Stated task:
Tally the lines in the following entries that include the word "text"; state only the total.

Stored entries
______

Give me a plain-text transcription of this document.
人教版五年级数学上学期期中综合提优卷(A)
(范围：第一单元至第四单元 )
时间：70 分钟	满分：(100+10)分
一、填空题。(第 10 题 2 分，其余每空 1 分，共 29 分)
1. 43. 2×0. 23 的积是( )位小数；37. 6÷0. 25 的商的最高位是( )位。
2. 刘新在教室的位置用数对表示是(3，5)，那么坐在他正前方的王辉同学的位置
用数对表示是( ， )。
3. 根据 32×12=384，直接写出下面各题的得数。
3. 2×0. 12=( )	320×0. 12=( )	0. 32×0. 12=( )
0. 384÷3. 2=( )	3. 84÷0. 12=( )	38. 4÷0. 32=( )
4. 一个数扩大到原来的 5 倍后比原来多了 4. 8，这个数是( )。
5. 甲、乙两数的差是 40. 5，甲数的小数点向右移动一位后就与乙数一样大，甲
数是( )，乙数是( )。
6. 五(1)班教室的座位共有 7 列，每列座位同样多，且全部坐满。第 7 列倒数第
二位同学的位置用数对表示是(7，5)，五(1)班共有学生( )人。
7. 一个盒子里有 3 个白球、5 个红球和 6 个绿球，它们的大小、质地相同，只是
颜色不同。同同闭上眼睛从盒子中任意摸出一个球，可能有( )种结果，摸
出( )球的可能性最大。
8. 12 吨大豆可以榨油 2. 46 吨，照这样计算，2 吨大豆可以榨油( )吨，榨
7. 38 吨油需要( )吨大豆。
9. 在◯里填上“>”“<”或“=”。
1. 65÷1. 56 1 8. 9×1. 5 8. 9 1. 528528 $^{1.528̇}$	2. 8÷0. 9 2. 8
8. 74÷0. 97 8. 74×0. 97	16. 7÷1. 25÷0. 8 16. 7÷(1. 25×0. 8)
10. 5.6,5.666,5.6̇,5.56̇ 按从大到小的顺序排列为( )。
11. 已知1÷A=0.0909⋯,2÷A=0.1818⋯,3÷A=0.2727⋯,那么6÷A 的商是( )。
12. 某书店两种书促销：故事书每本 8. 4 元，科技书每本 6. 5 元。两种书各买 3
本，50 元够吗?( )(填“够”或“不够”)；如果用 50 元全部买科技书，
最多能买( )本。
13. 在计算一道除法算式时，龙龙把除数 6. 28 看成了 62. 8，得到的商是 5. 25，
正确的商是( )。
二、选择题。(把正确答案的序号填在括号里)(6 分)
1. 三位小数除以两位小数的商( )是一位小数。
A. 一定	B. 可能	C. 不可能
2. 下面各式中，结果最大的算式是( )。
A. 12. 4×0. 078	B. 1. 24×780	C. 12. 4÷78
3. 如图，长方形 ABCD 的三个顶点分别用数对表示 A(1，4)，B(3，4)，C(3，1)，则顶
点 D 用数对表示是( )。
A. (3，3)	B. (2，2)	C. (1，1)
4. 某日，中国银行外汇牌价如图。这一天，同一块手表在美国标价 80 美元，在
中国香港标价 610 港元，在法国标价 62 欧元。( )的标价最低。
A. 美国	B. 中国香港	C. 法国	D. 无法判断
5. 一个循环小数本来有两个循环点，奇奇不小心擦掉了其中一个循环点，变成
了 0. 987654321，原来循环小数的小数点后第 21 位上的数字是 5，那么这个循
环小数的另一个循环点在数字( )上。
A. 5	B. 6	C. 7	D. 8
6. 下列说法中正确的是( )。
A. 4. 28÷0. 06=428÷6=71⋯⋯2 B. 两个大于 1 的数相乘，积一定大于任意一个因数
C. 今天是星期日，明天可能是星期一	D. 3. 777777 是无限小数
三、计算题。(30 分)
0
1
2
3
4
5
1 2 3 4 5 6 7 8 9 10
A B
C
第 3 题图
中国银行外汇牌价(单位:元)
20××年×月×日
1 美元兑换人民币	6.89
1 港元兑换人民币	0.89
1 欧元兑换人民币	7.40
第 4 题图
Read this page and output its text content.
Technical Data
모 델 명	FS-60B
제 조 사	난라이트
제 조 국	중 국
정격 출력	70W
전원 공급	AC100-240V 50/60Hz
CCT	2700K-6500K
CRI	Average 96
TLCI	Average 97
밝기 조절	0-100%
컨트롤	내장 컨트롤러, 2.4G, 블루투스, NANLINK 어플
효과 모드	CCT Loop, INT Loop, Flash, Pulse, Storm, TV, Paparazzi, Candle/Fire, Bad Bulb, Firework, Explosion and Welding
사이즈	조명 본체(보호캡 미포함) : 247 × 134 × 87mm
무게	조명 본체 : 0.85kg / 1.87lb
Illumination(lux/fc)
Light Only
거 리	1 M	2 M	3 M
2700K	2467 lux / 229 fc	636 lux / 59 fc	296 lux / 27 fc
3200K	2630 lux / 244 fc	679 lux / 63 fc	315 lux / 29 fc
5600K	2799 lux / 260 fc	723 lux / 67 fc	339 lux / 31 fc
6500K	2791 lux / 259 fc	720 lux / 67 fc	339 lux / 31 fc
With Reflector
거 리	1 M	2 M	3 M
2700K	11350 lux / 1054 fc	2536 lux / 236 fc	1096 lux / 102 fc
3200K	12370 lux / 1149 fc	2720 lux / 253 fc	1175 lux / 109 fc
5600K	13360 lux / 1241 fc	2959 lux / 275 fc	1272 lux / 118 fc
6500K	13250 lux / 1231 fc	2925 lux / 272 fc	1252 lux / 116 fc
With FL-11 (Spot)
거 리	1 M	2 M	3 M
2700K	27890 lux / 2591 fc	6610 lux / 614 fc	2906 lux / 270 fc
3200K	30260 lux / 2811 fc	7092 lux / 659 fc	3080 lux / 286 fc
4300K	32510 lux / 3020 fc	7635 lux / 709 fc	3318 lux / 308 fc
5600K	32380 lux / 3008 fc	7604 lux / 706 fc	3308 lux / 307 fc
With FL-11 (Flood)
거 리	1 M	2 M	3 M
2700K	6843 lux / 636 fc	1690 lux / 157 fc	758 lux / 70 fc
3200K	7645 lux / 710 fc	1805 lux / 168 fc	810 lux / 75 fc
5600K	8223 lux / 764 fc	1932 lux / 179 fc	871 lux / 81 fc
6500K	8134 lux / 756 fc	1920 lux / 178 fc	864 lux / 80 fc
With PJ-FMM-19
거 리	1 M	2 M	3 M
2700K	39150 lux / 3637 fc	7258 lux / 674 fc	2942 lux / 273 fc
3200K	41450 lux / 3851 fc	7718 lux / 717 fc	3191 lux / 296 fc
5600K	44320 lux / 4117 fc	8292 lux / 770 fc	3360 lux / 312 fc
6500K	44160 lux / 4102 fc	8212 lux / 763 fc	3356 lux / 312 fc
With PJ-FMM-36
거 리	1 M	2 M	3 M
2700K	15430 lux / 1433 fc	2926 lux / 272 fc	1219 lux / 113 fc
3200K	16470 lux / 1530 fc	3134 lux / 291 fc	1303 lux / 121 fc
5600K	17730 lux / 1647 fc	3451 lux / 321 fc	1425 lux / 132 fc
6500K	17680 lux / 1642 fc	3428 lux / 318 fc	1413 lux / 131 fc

______

Result below:
2